— START Data listing —

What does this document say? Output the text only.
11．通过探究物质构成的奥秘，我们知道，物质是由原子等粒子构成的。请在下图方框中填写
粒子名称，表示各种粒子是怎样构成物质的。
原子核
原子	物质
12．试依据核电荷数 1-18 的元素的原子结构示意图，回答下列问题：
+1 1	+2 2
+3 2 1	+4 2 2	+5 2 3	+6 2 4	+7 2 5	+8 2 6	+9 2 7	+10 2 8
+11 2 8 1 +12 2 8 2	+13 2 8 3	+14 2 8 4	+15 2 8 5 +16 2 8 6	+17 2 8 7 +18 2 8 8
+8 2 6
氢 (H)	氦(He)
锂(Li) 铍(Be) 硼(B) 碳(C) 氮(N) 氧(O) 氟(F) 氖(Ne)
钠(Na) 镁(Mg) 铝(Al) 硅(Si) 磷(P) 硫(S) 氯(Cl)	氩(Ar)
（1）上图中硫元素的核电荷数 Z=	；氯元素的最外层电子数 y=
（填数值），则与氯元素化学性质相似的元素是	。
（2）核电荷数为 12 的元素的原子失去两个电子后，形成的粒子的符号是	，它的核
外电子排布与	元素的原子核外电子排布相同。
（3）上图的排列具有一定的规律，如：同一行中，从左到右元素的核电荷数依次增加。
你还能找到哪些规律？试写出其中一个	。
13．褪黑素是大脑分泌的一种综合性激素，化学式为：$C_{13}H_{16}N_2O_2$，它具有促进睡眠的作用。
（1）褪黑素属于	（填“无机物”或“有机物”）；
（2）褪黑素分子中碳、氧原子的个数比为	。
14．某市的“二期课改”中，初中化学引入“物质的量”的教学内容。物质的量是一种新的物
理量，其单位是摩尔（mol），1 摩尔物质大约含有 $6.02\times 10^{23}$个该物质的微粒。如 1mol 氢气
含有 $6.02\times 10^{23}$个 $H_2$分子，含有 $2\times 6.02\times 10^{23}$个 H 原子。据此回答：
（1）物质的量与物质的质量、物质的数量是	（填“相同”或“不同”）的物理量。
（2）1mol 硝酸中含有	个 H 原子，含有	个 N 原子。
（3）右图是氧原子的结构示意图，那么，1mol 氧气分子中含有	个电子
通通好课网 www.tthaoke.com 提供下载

— END Data listing —

Written exercise – Locate all lines holding the word "times", then copy them out.

In response –
理量，其单位是摩尔（mol），1 摩尔物质大约含有 $6.02\times 10^{23}$个该物质的微粒。如 1mol 氢气
含有 $6.02\times 10^{23}$个 $H_2$分子，含有 $2\times 6.02\times 10^{23}$个 H 原子。据此回答：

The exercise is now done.